*Your objective*: Copy all lines that contain the word "subject".
────────
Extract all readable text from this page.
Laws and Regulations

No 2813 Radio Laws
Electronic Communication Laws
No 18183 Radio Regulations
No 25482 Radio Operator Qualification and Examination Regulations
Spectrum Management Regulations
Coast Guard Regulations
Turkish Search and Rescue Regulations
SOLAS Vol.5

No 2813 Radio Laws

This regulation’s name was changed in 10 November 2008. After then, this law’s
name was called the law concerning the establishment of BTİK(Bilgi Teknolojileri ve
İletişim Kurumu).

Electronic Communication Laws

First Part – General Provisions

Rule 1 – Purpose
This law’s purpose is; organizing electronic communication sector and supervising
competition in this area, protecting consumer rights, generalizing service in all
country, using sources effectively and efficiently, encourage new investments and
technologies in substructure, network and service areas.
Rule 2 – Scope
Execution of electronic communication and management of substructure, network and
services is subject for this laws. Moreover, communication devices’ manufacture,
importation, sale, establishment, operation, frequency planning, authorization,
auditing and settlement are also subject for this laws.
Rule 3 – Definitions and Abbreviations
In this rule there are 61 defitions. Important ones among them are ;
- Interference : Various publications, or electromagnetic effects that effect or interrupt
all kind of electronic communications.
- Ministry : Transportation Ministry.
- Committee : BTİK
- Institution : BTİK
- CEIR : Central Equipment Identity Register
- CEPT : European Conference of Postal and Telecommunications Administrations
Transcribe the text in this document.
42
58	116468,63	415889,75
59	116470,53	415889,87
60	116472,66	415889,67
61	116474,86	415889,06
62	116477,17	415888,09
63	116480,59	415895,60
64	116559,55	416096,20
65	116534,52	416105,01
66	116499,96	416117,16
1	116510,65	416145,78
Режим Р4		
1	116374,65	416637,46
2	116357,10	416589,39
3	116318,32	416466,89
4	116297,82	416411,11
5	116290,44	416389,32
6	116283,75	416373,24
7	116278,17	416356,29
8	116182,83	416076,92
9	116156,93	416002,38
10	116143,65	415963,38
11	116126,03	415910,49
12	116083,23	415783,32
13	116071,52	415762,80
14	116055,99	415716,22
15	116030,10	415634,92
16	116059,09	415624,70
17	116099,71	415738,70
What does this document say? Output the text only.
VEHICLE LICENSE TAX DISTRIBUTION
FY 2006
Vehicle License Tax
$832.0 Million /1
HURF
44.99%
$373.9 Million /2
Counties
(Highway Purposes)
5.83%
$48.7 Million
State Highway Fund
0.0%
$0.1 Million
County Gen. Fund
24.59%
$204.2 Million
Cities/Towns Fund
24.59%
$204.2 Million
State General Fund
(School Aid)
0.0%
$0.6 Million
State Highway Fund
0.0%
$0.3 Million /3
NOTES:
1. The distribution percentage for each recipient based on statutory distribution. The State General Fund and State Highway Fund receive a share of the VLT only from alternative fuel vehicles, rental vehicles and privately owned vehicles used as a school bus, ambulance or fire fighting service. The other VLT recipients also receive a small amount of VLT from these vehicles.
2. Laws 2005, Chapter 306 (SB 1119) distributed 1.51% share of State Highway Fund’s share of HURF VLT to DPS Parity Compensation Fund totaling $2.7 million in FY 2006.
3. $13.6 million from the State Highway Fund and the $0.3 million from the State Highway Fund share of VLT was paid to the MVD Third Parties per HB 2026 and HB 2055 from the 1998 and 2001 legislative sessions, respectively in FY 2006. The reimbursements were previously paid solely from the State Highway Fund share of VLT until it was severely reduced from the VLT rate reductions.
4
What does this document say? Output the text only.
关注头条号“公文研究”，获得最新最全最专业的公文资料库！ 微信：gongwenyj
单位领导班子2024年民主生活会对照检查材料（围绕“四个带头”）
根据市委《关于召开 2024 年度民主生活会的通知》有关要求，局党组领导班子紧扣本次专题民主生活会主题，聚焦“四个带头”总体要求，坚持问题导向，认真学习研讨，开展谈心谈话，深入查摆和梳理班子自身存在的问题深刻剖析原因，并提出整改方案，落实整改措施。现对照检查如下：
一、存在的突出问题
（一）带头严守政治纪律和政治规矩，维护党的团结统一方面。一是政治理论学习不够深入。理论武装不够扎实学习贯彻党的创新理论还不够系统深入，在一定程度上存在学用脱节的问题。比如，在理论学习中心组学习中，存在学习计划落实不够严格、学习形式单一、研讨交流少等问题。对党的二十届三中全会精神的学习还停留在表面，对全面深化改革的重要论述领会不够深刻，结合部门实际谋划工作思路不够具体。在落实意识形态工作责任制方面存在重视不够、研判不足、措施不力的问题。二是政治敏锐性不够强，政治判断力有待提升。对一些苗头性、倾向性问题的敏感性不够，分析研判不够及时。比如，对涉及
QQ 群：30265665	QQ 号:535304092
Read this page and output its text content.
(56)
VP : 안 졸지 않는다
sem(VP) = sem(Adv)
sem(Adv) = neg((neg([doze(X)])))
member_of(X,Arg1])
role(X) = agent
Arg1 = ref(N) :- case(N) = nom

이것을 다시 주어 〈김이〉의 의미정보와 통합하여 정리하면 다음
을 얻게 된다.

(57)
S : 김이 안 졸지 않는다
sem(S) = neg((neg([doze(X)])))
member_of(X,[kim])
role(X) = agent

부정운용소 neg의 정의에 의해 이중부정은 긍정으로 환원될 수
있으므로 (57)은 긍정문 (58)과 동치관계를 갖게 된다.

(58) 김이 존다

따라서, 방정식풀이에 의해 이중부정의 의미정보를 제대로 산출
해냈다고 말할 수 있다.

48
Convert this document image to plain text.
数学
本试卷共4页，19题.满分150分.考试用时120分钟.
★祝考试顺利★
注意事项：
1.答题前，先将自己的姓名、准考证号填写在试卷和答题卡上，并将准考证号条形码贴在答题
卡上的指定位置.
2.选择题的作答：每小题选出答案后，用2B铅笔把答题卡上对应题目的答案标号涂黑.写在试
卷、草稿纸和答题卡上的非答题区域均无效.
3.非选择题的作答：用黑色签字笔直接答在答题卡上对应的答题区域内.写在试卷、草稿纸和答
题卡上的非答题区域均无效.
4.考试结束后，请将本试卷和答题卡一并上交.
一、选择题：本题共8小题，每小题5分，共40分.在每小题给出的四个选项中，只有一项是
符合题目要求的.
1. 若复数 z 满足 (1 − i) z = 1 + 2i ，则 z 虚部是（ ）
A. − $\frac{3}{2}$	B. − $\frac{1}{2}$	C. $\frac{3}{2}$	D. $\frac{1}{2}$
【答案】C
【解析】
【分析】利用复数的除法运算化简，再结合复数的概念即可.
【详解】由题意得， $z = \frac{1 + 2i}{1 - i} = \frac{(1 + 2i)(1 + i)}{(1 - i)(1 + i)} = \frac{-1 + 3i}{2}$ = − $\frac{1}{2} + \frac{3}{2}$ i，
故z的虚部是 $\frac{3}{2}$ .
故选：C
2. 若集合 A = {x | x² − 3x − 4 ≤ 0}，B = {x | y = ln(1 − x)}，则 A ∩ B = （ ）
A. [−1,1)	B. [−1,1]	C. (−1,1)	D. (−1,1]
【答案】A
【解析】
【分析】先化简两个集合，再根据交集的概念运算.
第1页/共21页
────────
*Solution to the problem*:
services is subject for this laws. Moreover, communication devices’ manufacture,
auditing and settlement are also subject for this laws.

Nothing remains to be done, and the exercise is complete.